**Data entries**.
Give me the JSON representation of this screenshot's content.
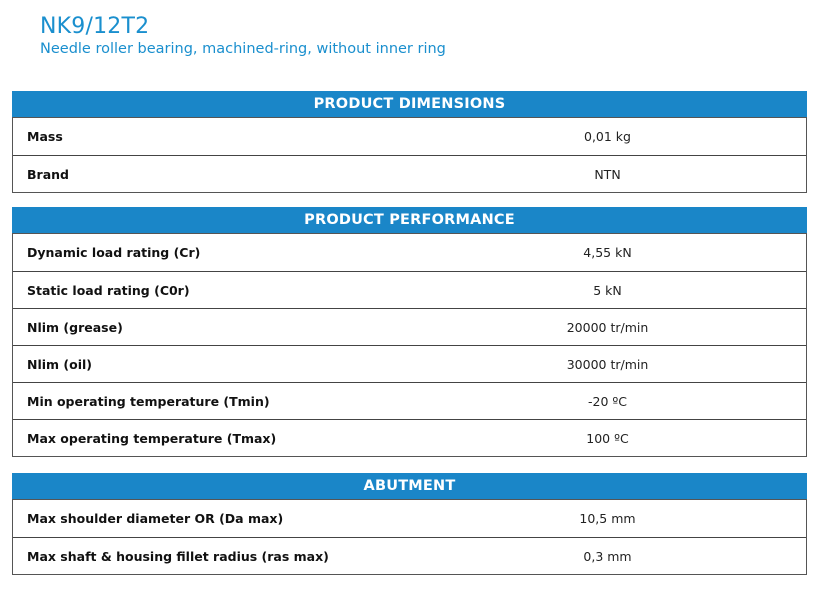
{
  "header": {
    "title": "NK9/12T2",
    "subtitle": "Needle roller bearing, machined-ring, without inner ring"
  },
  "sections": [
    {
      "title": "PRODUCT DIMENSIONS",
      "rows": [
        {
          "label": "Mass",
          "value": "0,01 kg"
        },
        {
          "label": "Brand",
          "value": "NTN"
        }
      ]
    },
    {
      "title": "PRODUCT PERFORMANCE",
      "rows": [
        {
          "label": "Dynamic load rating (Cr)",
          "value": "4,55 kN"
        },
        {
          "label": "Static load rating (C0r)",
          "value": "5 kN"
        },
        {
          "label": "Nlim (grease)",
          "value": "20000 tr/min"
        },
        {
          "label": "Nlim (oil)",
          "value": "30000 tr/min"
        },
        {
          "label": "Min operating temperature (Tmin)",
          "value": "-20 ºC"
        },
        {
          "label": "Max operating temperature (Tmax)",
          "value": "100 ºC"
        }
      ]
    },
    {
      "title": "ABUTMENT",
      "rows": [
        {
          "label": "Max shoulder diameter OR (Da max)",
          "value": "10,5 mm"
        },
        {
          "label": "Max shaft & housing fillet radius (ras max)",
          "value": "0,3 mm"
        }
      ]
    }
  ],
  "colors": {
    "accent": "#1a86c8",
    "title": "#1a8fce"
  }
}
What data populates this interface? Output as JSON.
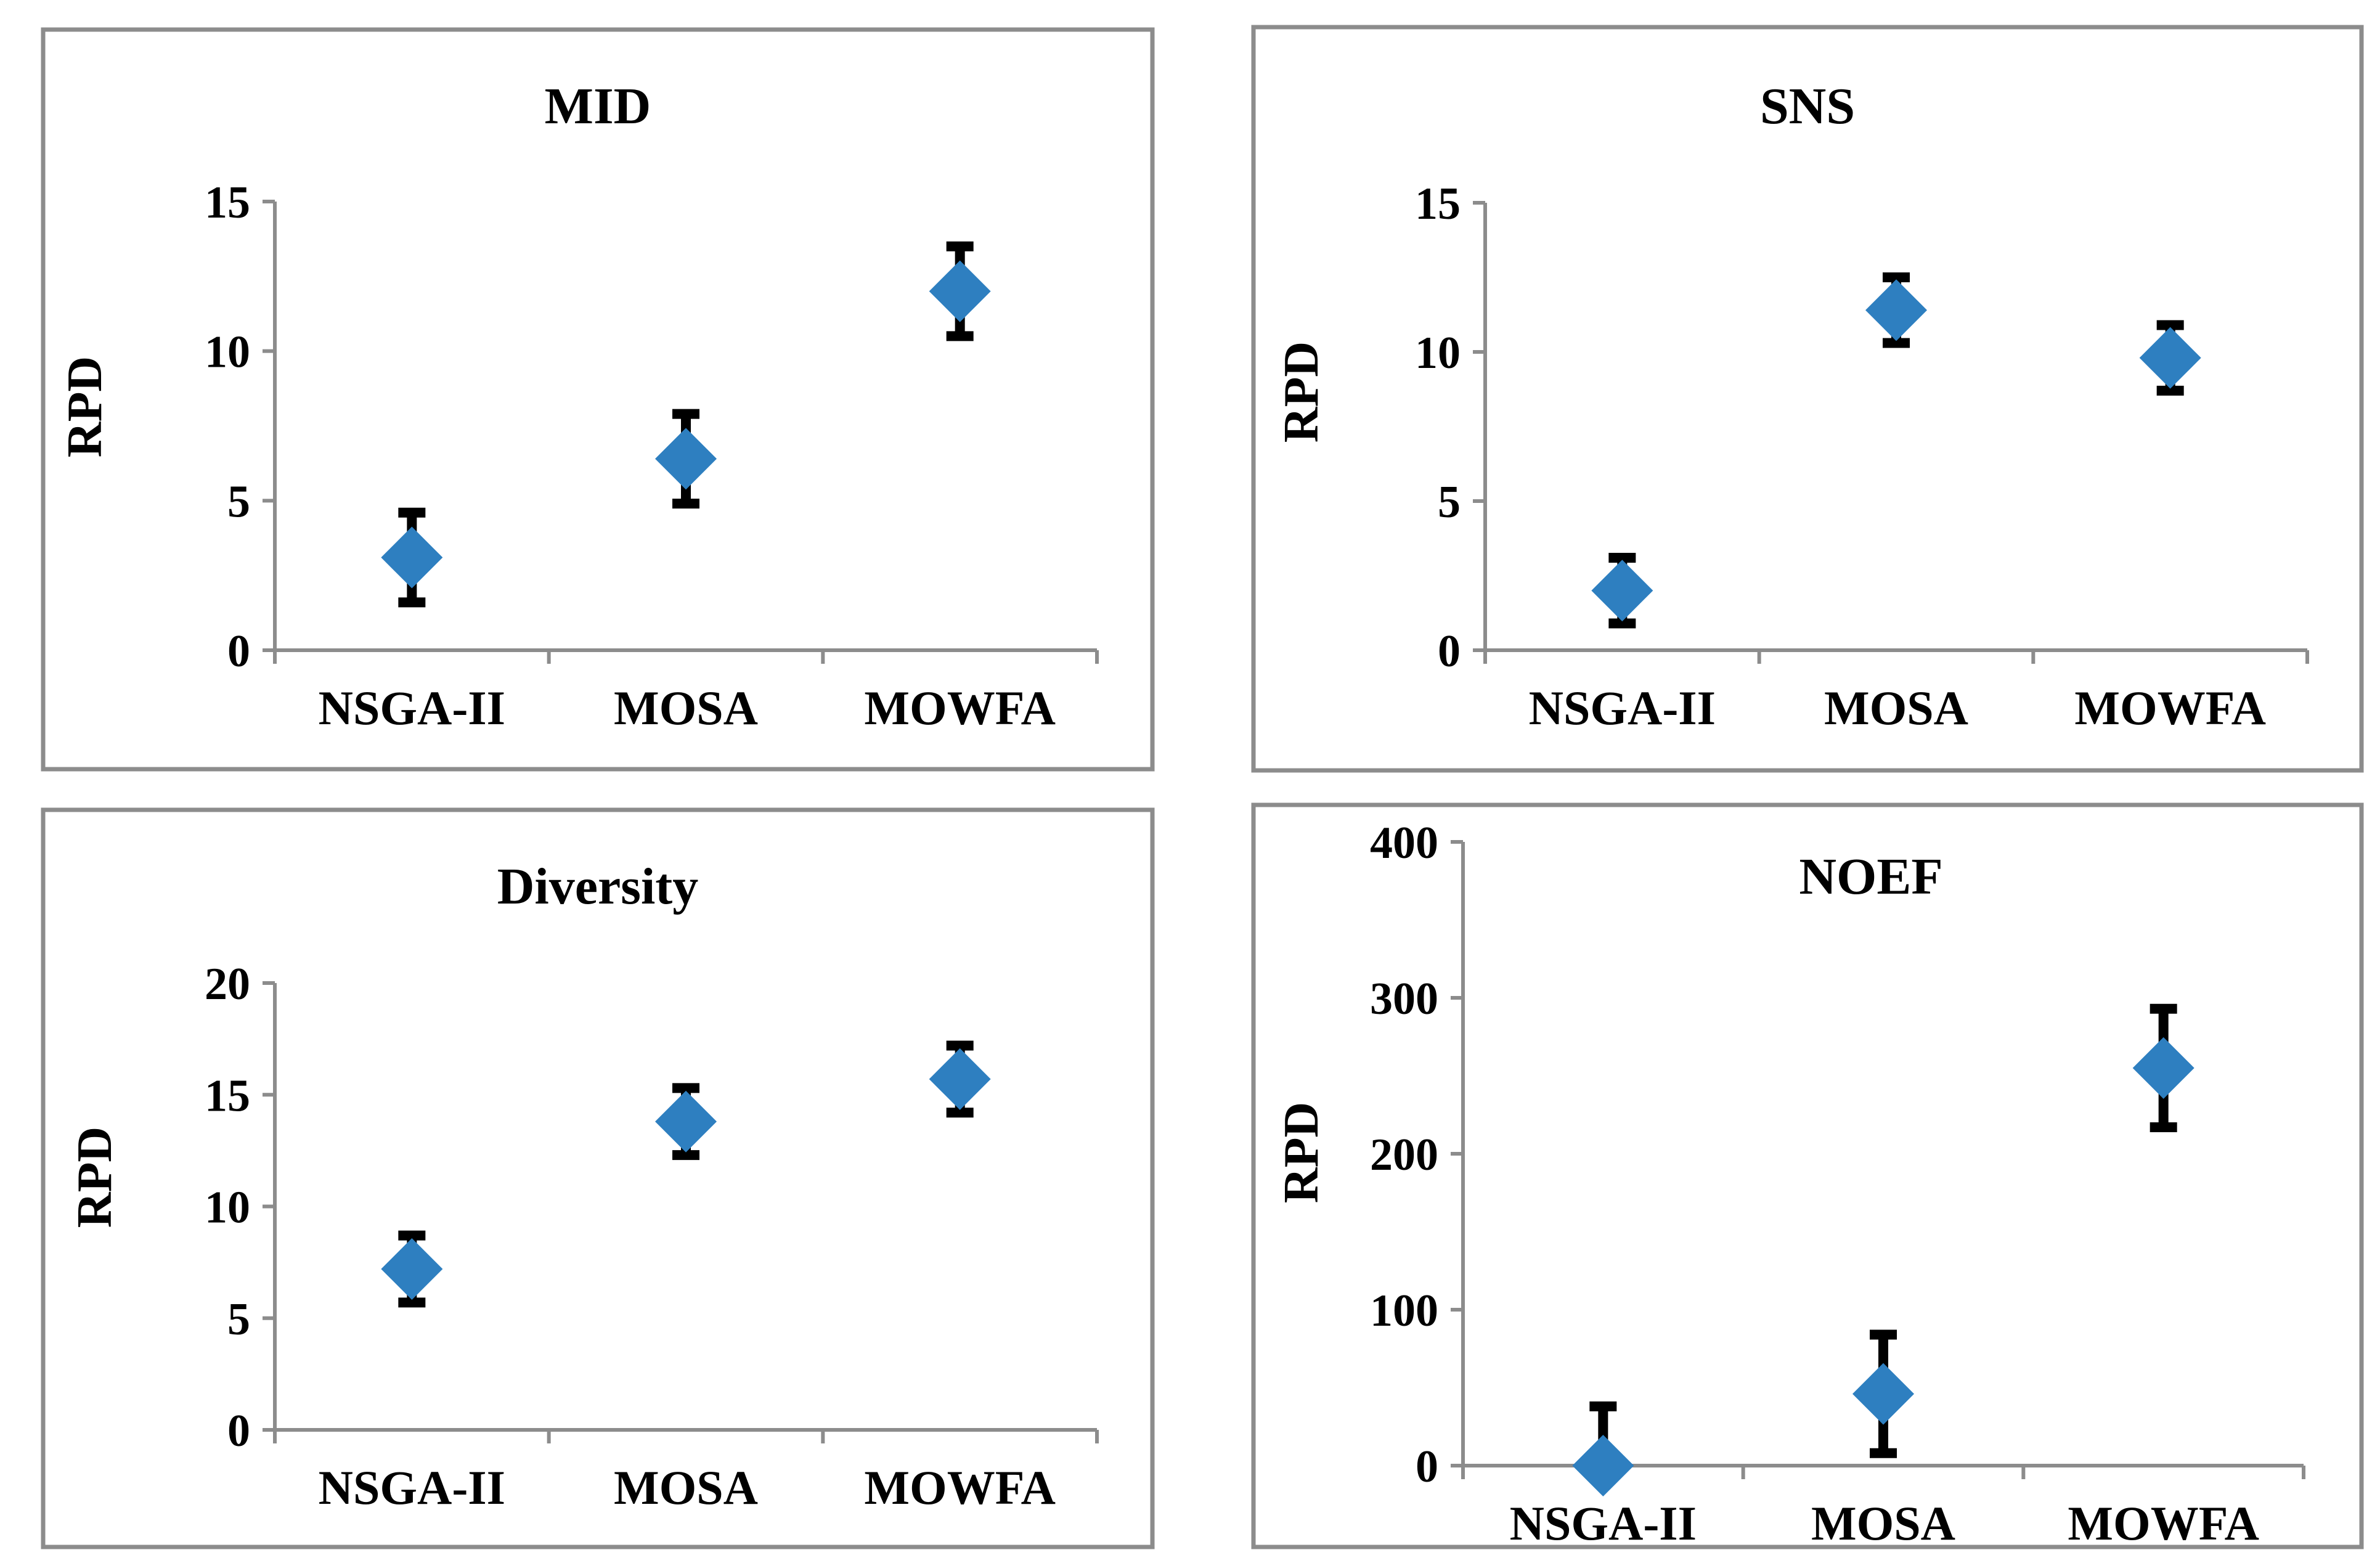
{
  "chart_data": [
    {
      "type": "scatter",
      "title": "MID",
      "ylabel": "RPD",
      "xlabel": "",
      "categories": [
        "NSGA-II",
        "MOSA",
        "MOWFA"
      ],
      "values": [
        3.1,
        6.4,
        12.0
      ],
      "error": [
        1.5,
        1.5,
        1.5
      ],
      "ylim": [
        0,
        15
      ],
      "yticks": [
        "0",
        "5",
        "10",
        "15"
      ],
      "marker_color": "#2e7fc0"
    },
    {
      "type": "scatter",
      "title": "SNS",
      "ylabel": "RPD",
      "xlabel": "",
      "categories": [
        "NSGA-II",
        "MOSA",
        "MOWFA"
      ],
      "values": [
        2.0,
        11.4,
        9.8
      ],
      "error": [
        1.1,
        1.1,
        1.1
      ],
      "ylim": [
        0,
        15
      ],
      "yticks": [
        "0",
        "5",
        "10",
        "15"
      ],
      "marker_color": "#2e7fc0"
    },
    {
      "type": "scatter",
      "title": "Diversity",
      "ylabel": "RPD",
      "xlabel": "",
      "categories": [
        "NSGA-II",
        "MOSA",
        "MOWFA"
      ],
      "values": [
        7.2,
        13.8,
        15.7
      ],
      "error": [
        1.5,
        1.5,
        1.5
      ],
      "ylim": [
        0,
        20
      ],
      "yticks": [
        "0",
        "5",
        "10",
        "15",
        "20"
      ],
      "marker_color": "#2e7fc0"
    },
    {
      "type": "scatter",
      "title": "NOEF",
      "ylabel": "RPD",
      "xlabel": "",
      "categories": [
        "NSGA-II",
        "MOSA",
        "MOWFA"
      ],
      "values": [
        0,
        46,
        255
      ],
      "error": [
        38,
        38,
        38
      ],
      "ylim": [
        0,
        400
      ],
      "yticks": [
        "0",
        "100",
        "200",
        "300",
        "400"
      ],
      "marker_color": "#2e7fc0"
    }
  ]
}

**Exercise prompt**. Write the records out once more, exactly as they appear, with no pictures.

**Exercise solution**.
Give me the JSON representation of this screenshot's content.
{
  "header": {
    "title": "NK9/12T2",
    "subtitle": "Needle roller bearing, machined-ring, without inner ring"
  },
  "sections": [
    {
      "title": "PRODUCT DIMENSIONS",
      "rows": [
        {
          "label": "Mass",
          "value": "0,01 kg"
        },
        {
          "label": "Brand",
          "value": "NTN"
        }
      ]
    },
    {
      "title": "PRODUCT PERFORMANCE",
      "rows": [
        {
          "label": "Dynamic load rating (Cr)",
          "value": "4,55 kN"
        },
        {
          "label": "Static load rating (C0r)",
          "value": "5 kN"
        },
        {
          "label": "Nlim (grease)",
          "value": "20000 tr/min"
        },
        {
          "label": "Nlim (oil)",
          "value": "30000 tr/min"
        },
        {
          "label": "Min operating temperature (Tmin)",
          "value": "-20 ºC"
        },
        {
          "label": "Max operating temperature (Tmax)",
          "value": "100 ºC"
        }
      ]
    },
    {
      "title": "ABUTMENT",
      "rows": [
        {
          "label": "Max shoulder diameter OR (Da max)",
          "value": "10,5 mm"
        },
        {
          "label": "Max shaft & housing fillet radius (ras max)",
          "value": "0,3 mm"
        }
      ]
    }
  ],
  "colors": {
    "accent": "#1a86c8",
    "title": "#1a8fce"
  }
}
What data populates this interface? Output as JSON.
{
  "chart_data": [
    {
      "type": "scatter",
      "title": "MID",
      "ylabel": "RPD",
      "xlabel": "",
      "categories": [
        "NSGA-II",
        "MOSA",
        "MOWFA"
      ],
      "values": [
        3.1,
        6.4,
        12.0
      ],
      "error": [
        1.5,
        1.5,
        1.5
      ],
      "ylim": [
        0,
        15
      ],
      "yticks": [
        "0",
        "5",
        "10",
        "15"
      ],
      "marker_color": "#2e7fc0"
    },
    {
      "type": "scatter",
      "title": "SNS",
      "ylabel": "RPD",
      "xlabel": "",
      "categories": [
        "NSGA-II",
        "MOSA",
        "MOWFA"
      ],
      "values": [
        2.0,
        11.4,
        9.8
      ],
      "error": [
        1.1,
        1.1,
        1.1
      ],
      "ylim": [
        0,
        15
      ],
      "yticks": [
        "0",
        "5",
        "10",
        "15"
      ],
      "marker_color": "#2e7fc0"
    },
    {
      "type": "scatter",
      "title": "Diversity",
      "ylabel": "RPD",
      "xlabel": "",
      "categories": [
        "NSGA-II",
        "MOSA",
        "MOWFA"
      ],
      "values": [
        7.2,
        13.8,
        15.7
      ],
      "error": [
        1.5,
        1.5,
        1.5
      ],
      "ylim": [
        0,
        20
      ],
      "yticks": [
        "0",
        "5",
        "10",
        "15",
        "20"
      ],
      "marker_color": "#2e7fc0"
    },
    {
      "type": "scatter",
      "title": "NOEF",
      "ylabel": "RPD",
      "xlabel": "",
      "categories": [
        "NSGA-II",
        "MOSA",
        "MOWFA"
      ],
      "values": [
        0,
        46,
        255
      ],
      "error": [
        38,
        38,
        38
      ],
      "ylim": [
        0,
        400
      ],
      "yticks": [
        "0",
        "100",
        "200",
        "300",
        "400"
      ],
      "marker_color": "#2e7fc0"
    }
  ]
}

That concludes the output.